Set problem » Reproduce the records below exactly as they appear, omitting any pictures they contain.

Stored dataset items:
::::::

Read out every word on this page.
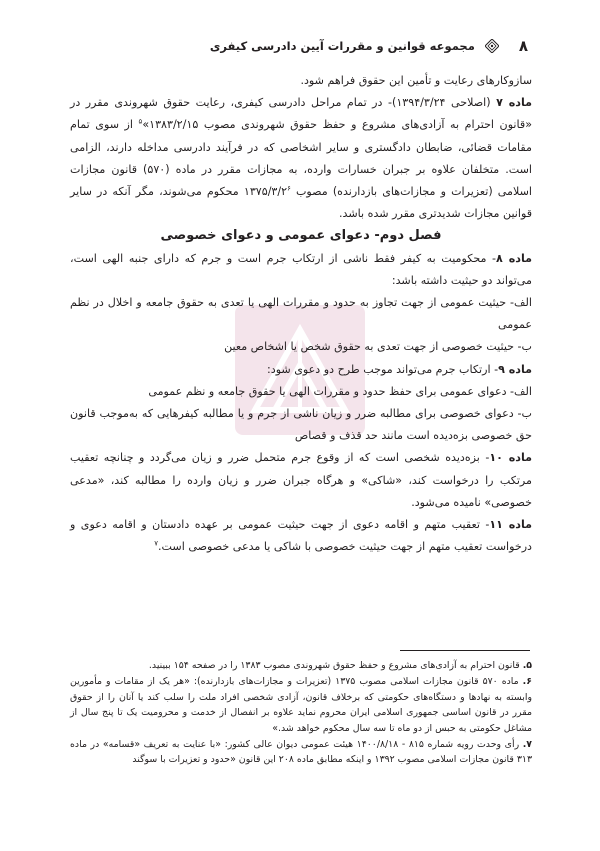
۸
مجموعه قوانین و مقررات آیین دادرسی کیفری

سازوکارهای رعایت و تأمین این حقوق فراهم شود.

ماده ۷ (اصلاحی ۱۳۹۴/۳/۲۴)- در تمام مراحل دادرسی کیفری، رعایت حقوق شهروندی مقرر در «قانون احترام به آزادی‌های مشروع و حفظ حقوق شهروندی مصوب ۱۳۸۳/۲/۱۵»$^۵$ از سوی تمام مقامات قضائی، ضابطان دادگستری و سایر اشخاصی که در فرآیند دادرسی مداخله دارند، الزامی است. متخلفان علاوه بر جبران خسارات وارده، به مجازات مقرر در ماده (۵۷۰) قانون مجازات اسلامی (تعزیرات و مجازات‌های بازدارنده) مصوب $۱۳۷۵/۳/۲^۶$ محکوم می‌شوند، مگر آنکه در سایر قوانین مجازات شدیدتری مقرر شده باشد.

فصل دوم- دعوای عمومی و دعوای خصوصی

ماده ۸- محکومیت به کیفر فقط ناشی از ارتکاب جرم است و جرم که دارای جنبه الهی است، می‌تواند دو حیثیت داشته باشد:

الف- حیثیت عمومی از جهت تجاوز به حدود و مقررات الهی یا تعدی به حقوق جامعه و اخلال در نظم عمومی

ب- حیثیت خصوصی از جهت تعدی به حقوق شخص یا اشخاص معین

ماده ۹- ارتکاب جرم می‌تواند موجب طرح دو دعوی شود:

الف- دعوای عمومی برای حفظ حدود و مقررات الهی یا حقوق جامعه و نظم عمومی

ب- دعوای خصوصی برای مطالبه ضرر و زیان ناشی از جرم و یا مطالبه کیفرهایی که به‌موجب قانون حق خصوصی بزه‌دیده است مانند حد قذف و قصاص

ماده ۱۰- بزه‌دیده شخصی است که از وقوع جرم متحمل ضرر و زیان می‌گردد و چنانچه تعقیب مرتکب را درخواست کند، «شاکی» و هرگاه جبران ضرر و زیان وارده را مطالبه کند، «مدعی خصوصی» نامیده می‌شود.

ماده ۱۱- تعقیب متهم و اقامه دعوی از جهت حیثیت عمومی بر عهده دادستان و اقامه دعوی و درخواست تعقیب متهم از جهت حیثیت خصوصی با شاکی یا مدعی خصوصی است.$^۷$

۵. قانون احترام به آزادی‌های مشروع و حفظ حقوق شهروندی مصوب ۱۳۸۳ را در صفحه ۱۵۴ ببینید.

۶. ماده ۵۷۰ قانون مجازات اسلامی مصوب ۱۳۷۵ (تعزیرات و مجازات‌های بازدارنده): «هر یک از مقامات و مأمورین وابسته به نهادها و دستگاه‌های حکومتی که برخلاف قانون، آزادی شخصی افراد ملت را سلب کند یا آنان را از حقوق مقرر در قانون اساسی جمهوری اسلامی ایران محروم نماید علاوه بر انفصال از خدمت و محرومیت یک تا پنج سال از مشاغل حکومتی به حبس از دو ماه تا سه سال محکوم خواهد شد.»

۷. رأی وحدت رویه شماره ۸۱۵ - ۱۴۰۰/۸/۱۸ هیئت عمومی دیوان عالی کشور: «با عنایت به تعریف «قسامه» در ماده ۳۱۳ قانون مجازات اسلامی مصوب ۱۳۹۲ و اینکه مطابق ماده ۲۰۸ این قانون «حدود و تعزیرات با سوگند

::::::

Finished task »
Read out every word on this page.
۸
مجموعه قوانین و مقررات آیین دادرسی کیفری

سازوکارهای رعایت و تأمین این حقوق فراهم شود.

ماده ۷ (اصلاحی ۱۳۹۴/۳/۲۴)- در تمام مراحل دادرسی کیفری، رعایت حقوق شهروندی مقرر در «قانون احترام به آزادی‌های مشروع و حفظ حقوق شهروندی مصوب ۱۳۸۳/۲/۱۵»$^۵$ از سوی تمام مقامات قضائی، ضابطان دادگستری و سایر اشخاصی که در فرآیند دادرسی مداخله دارند، الزامی است. متخلفان علاوه بر جبران خسارات وارده، به مجازات مقرر در ماده (۵۷۰) قانون مجازات اسلامی (تعزیرات و مجازات‌های بازدارنده) مصوب $۱۳۷۵/۳/۲^۶$ محکوم می‌شوند، مگر آنکه در سایر قوانین مجازات شدیدتری مقرر شده باشد.

فصل دوم- دعوای عمومی و دعوای خصوصی

ماده ۸- محکومیت به کیفر فقط ناشی از ارتکاب جرم است و جرم که دارای جنبه الهی است، می‌تواند دو حیثیت داشته باشد:

الف- حیثیت عمومی از جهت تجاوز به حدود و مقررات الهی یا تعدی به حقوق جامعه و اخلال در نظم عمومی

ب- حیثیت خصوصی از جهت تعدی به حقوق شخص یا اشخاص معین

ماده ۹- ارتکاب جرم می‌تواند موجب طرح دو دعوی شود:

الف- دعوای عمومی برای حفظ حدود و مقررات الهی یا حقوق جامعه و نظم عمومی

ب- دعوای خصوصی برای مطالبه ضرر و زیان ناشی از جرم و یا مطالبه کیفرهایی که به‌موجب قانون حق خصوصی بزه‌دیده است مانند حد قذف و قصاص

ماده ۱۰- بزه‌دیده شخصی است که از وقوع جرم متحمل ضرر و زیان می‌گردد و چنانچه تعقیب مرتکب را درخواست کند، «شاکی» و هرگاه جبران ضرر و زیان وارده را مطالبه کند، «مدعی خصوصی» نامیده می‌شود.

ماده ۱۱- تعقیب متهم و اقامه دعوی از جهت حیثیت عمومی بر عهده دادستان و اقامه دعوی و درخواست تعقیب متهم از جهت حیثیت خصوصی با شاکی یا مدعی خصوصی است.$^۷$

۵. قانون احترام به آزادی‌های مشروع و حفظ حقوق شهروندی مصوب ۱۳۸۳ را در صفحه ۱۵۴ ببینید.

۶. ماده ۵۷۰ قانون مجازات اسلامی مصوب ۱۳۷۵ (تعزیرات و مجازات‌های بازدارنده): «هر یک از مقامات و مأمورین وابسته به نهادها و دستگاه‌های حکومتی که برخلاف قانون، آزادی شخصی افراد ملت را سلب کند یا آنان را از حقوق مقرر در قانون اساسی جمهوری اسلامی ایران محروم نماید علاوه بر انفصال از خدمت و محرومیت یک تا پنج سال از مشاغل حکومتی به حبس از دو ماه تا سه سال محکوم خواهد شد.»

۷. رأی وحدت رویه شماره ۸۱۵ - ۱۴۰۰/۸/۱۸ هیئت عمومی دیوان عالی کشور: «با عنایت به تعریف «قسامه» در ماده ۳۱۳ قانون مجازات اسلامی مصوب ۱۳۹۲ و اینکه مطابق ماده ۲۰۸ این قانون «حدود و تعزیرات با سوگند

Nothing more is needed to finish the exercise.